Tally the lines that hold the string "active", and reply with the count alone.

**Given entries:**
---
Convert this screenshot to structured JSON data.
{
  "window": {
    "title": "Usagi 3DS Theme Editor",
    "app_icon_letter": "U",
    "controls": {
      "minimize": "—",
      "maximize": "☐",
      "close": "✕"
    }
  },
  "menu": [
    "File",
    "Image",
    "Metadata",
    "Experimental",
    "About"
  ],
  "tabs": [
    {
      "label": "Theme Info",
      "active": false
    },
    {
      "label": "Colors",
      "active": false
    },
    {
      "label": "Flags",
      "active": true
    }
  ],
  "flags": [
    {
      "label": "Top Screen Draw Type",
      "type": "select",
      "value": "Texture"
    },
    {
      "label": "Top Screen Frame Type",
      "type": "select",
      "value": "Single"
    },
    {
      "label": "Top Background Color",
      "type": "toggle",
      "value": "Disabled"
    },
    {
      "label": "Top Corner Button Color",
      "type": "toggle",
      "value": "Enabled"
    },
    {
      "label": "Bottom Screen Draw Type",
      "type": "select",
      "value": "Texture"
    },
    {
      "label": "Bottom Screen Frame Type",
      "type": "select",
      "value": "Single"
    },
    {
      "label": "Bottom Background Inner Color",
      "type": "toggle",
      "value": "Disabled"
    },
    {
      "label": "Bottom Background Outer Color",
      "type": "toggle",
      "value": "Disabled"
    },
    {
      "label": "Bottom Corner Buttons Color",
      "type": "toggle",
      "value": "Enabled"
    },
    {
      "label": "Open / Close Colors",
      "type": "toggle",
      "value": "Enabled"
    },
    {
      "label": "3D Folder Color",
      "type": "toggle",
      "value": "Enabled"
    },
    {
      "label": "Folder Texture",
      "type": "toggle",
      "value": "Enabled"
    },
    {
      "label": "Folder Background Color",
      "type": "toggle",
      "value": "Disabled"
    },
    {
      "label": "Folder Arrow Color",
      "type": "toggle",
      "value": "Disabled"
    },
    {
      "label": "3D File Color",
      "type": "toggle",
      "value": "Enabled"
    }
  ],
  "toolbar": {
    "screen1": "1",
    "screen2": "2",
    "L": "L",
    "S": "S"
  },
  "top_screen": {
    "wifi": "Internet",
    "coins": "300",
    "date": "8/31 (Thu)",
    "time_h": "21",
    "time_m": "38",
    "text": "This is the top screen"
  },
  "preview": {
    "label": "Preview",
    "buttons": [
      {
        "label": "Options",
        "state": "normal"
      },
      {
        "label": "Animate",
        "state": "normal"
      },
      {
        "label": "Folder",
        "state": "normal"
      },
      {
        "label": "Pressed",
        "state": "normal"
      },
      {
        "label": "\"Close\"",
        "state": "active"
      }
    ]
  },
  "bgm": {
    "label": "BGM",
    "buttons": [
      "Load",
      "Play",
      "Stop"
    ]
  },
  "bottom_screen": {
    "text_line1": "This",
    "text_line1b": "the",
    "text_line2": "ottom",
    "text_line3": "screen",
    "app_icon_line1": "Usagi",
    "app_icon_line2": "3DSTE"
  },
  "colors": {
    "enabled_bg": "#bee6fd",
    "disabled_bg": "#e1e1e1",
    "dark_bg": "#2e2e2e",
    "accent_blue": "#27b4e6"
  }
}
---
**Worked answer:**
4